WHAT YOU NEED TO DO
Drop every picture and give the entries back exactly.

EXTRACTED ENTRIES
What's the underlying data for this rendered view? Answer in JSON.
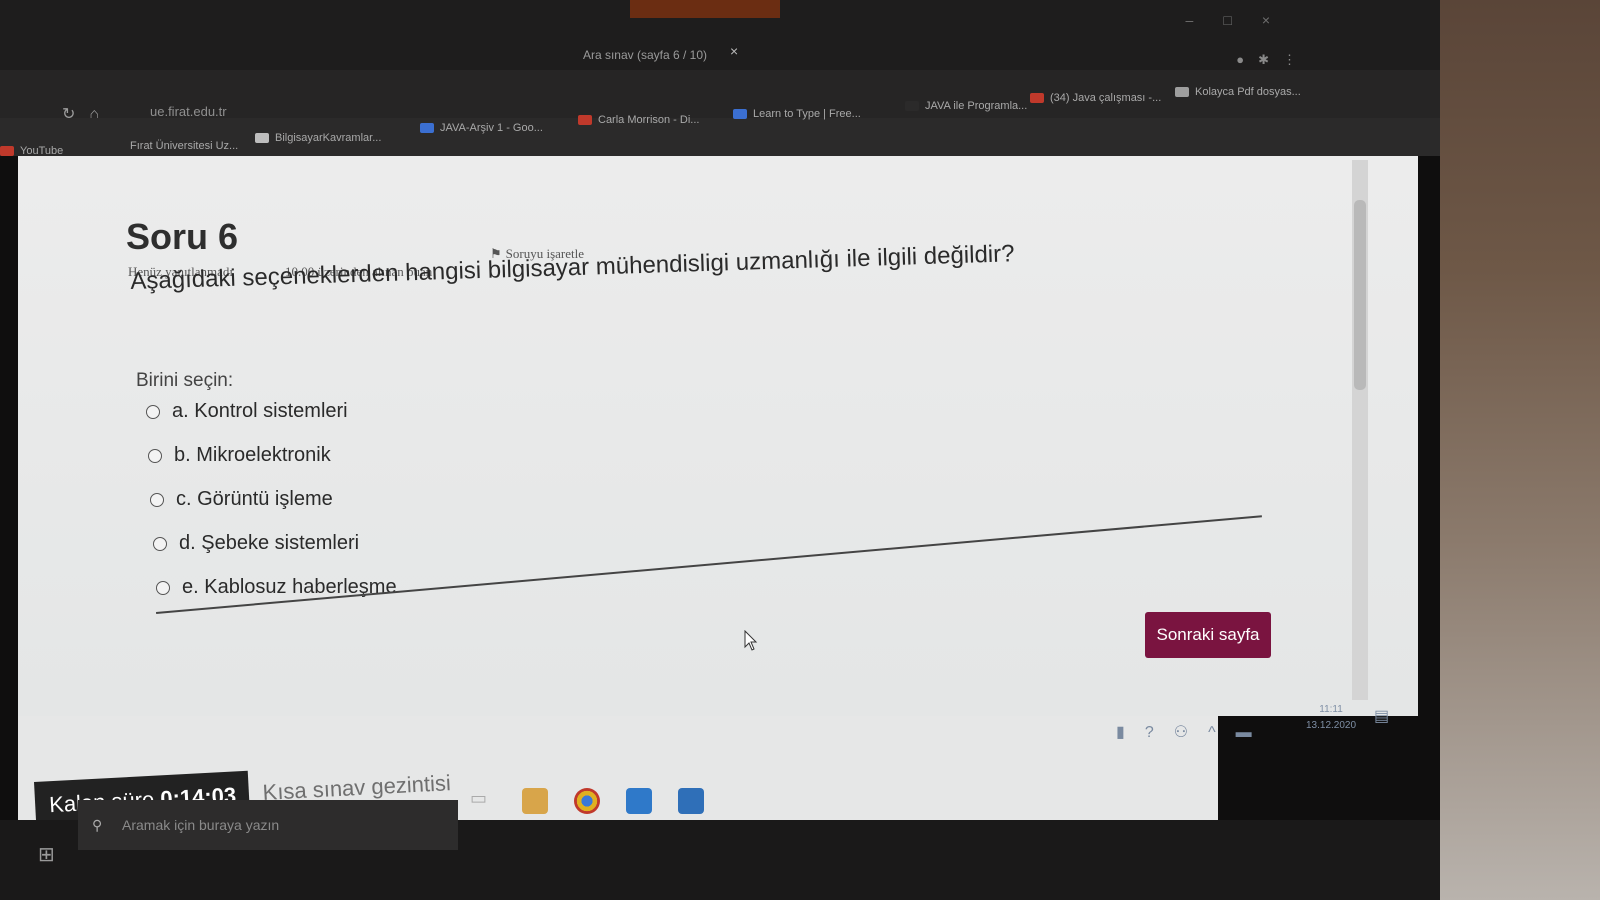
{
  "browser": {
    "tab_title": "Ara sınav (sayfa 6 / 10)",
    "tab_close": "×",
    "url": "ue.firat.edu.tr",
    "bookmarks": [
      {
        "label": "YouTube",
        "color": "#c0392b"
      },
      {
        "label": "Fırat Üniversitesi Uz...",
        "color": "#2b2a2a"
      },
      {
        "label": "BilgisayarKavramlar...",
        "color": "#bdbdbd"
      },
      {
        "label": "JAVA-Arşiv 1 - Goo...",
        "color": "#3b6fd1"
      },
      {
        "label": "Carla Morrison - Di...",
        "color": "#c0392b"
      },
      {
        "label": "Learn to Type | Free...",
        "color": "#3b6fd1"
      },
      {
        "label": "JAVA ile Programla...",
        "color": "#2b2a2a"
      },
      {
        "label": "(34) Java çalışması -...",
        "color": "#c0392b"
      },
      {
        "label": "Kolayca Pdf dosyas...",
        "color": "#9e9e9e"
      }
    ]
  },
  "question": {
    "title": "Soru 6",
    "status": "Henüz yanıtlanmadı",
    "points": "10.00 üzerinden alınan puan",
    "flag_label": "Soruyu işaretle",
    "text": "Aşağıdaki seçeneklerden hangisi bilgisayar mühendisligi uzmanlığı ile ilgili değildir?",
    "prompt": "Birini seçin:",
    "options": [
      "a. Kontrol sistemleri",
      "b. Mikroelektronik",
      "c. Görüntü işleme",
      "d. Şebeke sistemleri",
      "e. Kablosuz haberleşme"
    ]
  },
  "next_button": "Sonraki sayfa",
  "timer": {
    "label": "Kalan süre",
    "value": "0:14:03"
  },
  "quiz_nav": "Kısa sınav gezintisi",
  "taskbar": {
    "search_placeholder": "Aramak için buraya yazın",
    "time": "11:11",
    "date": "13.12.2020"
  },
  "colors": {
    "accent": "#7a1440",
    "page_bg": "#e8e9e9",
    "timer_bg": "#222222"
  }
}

RESULT OF THIS TASK
What's the underlying data for this rendered view? Answer in JSON.
{
  "browser": {
    "tab_title": "Ara sınav (sayfa 6 / 10)",
    "tab_close": "×",
    "url": "ue.firat.edu.tr",
    "bookmarks": [
      {
        "label": "YouTube",
        "color": "#c0392b"
      },
      {
        "label": "Fırat Üniversitesi Uz...",
        "color": "#2b2a2a"
      },
      {
        "label": "BilgisayarKavramlar...",
        "color": "#bdbdbd"
      },
      {
        "label": "JAVA-Arşiv 1 - Goo...",
        "color": "#3b6fd1"
      },
      {
        "label": "Carla Morrison - Di...",
        "color": "#c0392b"
      },
      {
        "label": "Learn to Type | Free...",
        "color": "#3b6fd1"
      },
      {
        "label": "JAVA ile Programla...",
        "color": "#2b2a2a"
      },
      {
        "label": "(34) Java çalışması -...",
        "color": "#c0392b"
      },
      {
        "label": "Kolayca Pdf dosyas...",
        "color": "#9e9e9e"
      }
    ]
  },
  "question": {
    "title": "Soru 6",
    "status": "Henüz yanıtlanmadı",
    "points": "10.00 üzerinden alınan puan",
    "flag_label": "Soruyu işaretle",
    "text": "Aşağıdaki seçeneklerden hangisi bilgisayar mühendisligi uzmanlığı ile ilgili değildir?",
    "prompt": "Birini seçin:",
    "options": [
      "a. Kontrol sistemleri",
      "b. Mikroelektronik",
      "c. Görüntü işleme",
      "d. Şebeke sistemleri",
      "e. Kablosuz haberleşme"
    ]
  },
  "next_button": "Sonraki sayfa",
  "timer": {
    "label": "Kalan süre",
    "value": "0:14:03"
  },
  "quiz_nav": "Kısa sınav gezintisi",
  "taskbar": {
    "search_placeholder": "Aramak için buraya yazın",
    "time": "11:11",
    "date": "13.12.2020"
  },
  "colors": {
    "accent": "#7a1440",
    "page_bg": "#e8e9e9",
    "timer_bg": "#222222"
  }
}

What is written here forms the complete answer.